What is required :: Produce a verbatim copy of the entries listed below.

[Saved entries]
◆ ◆ ◆

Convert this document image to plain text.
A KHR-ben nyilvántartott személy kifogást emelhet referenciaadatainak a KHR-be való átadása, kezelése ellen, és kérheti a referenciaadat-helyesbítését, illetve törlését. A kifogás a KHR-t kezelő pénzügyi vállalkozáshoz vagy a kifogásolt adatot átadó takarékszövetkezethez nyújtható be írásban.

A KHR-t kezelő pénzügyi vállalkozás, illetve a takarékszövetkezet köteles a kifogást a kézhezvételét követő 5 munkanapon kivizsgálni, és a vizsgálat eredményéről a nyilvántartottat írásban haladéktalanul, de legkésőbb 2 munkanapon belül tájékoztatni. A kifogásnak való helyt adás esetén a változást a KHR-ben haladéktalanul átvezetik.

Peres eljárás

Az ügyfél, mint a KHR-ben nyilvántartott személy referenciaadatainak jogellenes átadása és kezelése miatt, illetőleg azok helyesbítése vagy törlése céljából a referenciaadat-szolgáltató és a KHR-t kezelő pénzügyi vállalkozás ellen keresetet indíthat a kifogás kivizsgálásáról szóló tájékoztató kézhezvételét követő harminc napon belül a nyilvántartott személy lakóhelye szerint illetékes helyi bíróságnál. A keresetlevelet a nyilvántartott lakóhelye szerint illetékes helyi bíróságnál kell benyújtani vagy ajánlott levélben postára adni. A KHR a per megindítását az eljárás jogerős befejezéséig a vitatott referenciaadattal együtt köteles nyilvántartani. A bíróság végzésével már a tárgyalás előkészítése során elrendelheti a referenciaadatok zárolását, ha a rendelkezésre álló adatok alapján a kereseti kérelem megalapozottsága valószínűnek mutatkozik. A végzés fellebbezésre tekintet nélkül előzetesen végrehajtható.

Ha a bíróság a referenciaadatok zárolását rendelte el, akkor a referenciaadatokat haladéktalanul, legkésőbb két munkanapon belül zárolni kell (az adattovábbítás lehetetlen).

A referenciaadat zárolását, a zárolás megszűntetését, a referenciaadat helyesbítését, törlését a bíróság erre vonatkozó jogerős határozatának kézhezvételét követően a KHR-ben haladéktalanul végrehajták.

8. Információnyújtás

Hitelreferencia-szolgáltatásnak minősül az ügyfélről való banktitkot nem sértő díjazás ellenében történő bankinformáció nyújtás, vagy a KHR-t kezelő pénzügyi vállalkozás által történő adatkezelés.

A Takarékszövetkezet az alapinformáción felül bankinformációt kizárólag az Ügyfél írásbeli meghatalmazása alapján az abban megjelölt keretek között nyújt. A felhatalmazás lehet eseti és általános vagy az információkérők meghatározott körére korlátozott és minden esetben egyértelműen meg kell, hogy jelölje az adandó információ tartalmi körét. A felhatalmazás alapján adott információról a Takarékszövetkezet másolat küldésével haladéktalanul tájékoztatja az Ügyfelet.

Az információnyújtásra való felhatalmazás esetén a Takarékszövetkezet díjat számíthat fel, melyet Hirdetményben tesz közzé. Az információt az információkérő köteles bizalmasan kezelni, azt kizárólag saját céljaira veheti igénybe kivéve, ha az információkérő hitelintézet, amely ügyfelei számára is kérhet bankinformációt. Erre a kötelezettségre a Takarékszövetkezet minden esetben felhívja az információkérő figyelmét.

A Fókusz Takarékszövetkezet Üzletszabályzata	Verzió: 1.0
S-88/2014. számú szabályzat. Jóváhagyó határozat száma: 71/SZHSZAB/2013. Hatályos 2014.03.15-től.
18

◆ ◆ ◆

Exercise solution ::
Convert this document image to plain text.
A KHR-ben nyilvántartott személy kifogást emelhet referenciaadatainak a KHR-be való átadása, kezelése ellen, és kérheti a referenciaadat-helyesbítését, illetve törlését. A kifogás a KHR-t kezelő pénzügyi vállalkozáshoz vagy a kifogásolt adatot átadó takarékszövetkezethez nyújtható be írásban.

A KHR-t kezelő pénzügyi vállalkozás, illetve a takarékszövetkezet köteles a kifogást a kézhezvételét követő 5 munkanapon kivizsgálni, és a vizsgálat eredményéről a nyilvántartottat írásban haladéktalanul, de legkésőbb 2 munkanapon belül tájékoztatni. A kifogásnak való helyt adás esetén a változást a KHR-ben haladéktalanul átvezetik.

Peres eljárás

Az ügyfél, mint a KHR-ben nyilvántartott személy referenciaadatainak jogellenes átadása és kezelése miatt, illetőleg azok helyesbítése vagy törlése céljából a referenciaadat-szolgáltató és a KHR-t kezelő pénzügyi vállalkozás ellen keresetet indíthat a kifogás kivizsgálásáról szóló tájékoztató kézhezvételét követő harminc napon belül a nyilvántartott személy lakóhelye szerint illetékes helyi bíróságnál. A keresetlevelet a nyilvántartott lakóhelye szerint illetékes helyi bíróságnál kell benyújtani vagy ajánlott levélben postára adni. A KHR a per megindítását az eljárás jogerős befejezéséig a vitatott referenciaadattal együtt köteles nyilvántartani. A bíróság végzésével már a tárgyalás előkészítése során elrendelheti a referenciaadatok zárolását, ha a rendelkezésre álló adatok alapján a kereseti kérelem megalapozottsága valószínűnek mutatkozik. A végzés fellebbezésre tekintet nélkül előzetesen végrehajtható.

Ha a bíróság a referenciaadatok zárolását rendelte el, akkor a referenciaadatokat haladéktalanul, legkésőbb két munkanapon belül zárolni kell (az adattovábbítás lehetetlen).

A referenciaadat zárolását, a zárolás megszűntetését, a referenciaadat helyesbítését, törlését a bíróság erre vonatkozó jogerős határozatának kézhezvételét követően a KHR-ben haladéktalanul végrehajták.

8. Információnyújtás

Hitelreferencia-szolgáltatásnak minősül az ügyfélről való banktitkot nem sértő díjazás ellenében történő bankinformáció nyújtás, vagy a KHR-t kezelő pénzügyi vállalkozás által történő adatkezelés.

A Takarékszövetkezet az alapinformáción felül bankinformációt kizárólag az Ügyfél írásbeli meghatalmazása alapján az abban megjelölt keretek között nyújt. A felhatalmazás lehet eseti és általános vagy az információkérők meghatározott körére korlátozott és minden esetben egyértelműen meg kell, hogy jelölje az adandó információ tartalmi körét. A felhatalmazás alapján adott információról a Takarékszövetkezet másolat küldésével haladéktalanul tájékoztatja az Ügyfelet.

Az információnyújtásra való felhatalmazás esetén a Takarékszövetkezet díjat számíthat fel, melyet Hirdetményben tesz közzé. Az információt az információkérő köteles bizalmasan kezelni, azt kizárólag saját céljaira veheti igénybe kivéve, ha az információkérő hitelintézet, amely ügyfelei számára is kérhet bankinformációt. Erre a kötelezettségre a Takarékszövetkezet minden esetben felhívja az információkérő figyelmét.

A Fókusz Takarékszövetkezet Üzletszabályzata	Verzió: 1.0
S-88/2014. számú szabályzat. Jóváhagyó határozat száma: 71/SZHSZAB/2013. Hatályos 2014.03.15-től.
18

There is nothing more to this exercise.